WHAT THIS TASK INVOLVES:
Gather all lines in the data that hold the string "image".

INFORMATION SHOWN:
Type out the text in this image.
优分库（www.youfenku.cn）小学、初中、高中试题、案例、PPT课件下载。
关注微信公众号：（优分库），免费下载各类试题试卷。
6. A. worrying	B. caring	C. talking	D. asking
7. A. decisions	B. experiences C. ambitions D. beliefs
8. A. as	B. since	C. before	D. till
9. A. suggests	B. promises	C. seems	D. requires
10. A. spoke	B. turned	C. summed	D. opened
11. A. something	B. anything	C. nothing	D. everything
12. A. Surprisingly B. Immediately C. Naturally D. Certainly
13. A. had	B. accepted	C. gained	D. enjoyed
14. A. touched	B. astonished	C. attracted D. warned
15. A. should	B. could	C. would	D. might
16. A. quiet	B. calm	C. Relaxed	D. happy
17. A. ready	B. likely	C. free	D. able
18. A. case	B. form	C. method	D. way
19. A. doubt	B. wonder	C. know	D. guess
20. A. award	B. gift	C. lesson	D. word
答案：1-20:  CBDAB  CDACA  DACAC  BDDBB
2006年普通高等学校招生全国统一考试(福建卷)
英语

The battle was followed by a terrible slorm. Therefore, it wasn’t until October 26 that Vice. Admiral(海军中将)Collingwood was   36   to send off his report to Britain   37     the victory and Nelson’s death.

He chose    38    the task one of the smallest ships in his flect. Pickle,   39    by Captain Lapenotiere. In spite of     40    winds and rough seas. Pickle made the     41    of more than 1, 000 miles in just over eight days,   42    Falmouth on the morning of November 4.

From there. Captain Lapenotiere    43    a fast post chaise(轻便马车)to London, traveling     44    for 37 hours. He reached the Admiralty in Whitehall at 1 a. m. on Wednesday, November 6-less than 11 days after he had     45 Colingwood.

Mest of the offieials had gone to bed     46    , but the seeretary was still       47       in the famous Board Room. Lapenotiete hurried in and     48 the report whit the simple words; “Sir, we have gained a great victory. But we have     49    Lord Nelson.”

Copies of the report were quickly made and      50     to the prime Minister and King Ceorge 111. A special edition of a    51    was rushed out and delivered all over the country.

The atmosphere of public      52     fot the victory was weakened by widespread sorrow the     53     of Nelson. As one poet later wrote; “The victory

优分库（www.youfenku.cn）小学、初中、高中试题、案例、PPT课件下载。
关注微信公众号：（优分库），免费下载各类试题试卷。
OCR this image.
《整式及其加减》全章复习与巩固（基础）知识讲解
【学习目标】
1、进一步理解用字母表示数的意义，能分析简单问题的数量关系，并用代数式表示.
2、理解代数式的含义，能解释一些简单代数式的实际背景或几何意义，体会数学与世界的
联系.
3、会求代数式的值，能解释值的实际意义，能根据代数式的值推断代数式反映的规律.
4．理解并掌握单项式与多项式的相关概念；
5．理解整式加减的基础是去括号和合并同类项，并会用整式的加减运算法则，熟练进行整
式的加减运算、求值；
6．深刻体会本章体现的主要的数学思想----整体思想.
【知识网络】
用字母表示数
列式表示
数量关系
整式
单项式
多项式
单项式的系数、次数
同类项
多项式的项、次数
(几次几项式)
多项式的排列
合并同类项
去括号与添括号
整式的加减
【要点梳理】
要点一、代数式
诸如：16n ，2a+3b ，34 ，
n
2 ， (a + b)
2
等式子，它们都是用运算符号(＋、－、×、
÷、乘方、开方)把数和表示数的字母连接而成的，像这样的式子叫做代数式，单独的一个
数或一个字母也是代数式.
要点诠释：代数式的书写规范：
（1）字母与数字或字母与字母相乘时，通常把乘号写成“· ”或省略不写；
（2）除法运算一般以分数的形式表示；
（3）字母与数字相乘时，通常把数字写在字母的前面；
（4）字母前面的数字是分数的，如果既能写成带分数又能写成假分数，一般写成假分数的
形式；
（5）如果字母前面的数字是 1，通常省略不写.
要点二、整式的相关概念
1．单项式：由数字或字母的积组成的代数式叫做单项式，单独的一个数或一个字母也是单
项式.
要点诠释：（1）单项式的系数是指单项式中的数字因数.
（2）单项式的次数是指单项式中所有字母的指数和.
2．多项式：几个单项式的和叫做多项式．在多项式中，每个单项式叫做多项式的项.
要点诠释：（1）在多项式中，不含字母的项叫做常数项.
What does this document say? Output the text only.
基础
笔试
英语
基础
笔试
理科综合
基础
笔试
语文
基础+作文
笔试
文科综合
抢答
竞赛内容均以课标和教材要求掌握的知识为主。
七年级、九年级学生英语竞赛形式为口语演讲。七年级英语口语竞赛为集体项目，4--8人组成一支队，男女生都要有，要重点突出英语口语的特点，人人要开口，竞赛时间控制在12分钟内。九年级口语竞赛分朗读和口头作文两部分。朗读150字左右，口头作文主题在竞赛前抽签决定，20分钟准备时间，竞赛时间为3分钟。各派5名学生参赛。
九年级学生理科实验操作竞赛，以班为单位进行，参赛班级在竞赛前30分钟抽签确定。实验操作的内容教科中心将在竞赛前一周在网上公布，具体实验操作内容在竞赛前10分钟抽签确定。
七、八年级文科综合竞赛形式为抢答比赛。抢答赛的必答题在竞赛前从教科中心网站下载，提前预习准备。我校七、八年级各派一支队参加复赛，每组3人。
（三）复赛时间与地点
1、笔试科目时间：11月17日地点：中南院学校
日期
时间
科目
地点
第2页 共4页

ANSWER FOR THE TASK:
Type out the text in this image.
OCR this image.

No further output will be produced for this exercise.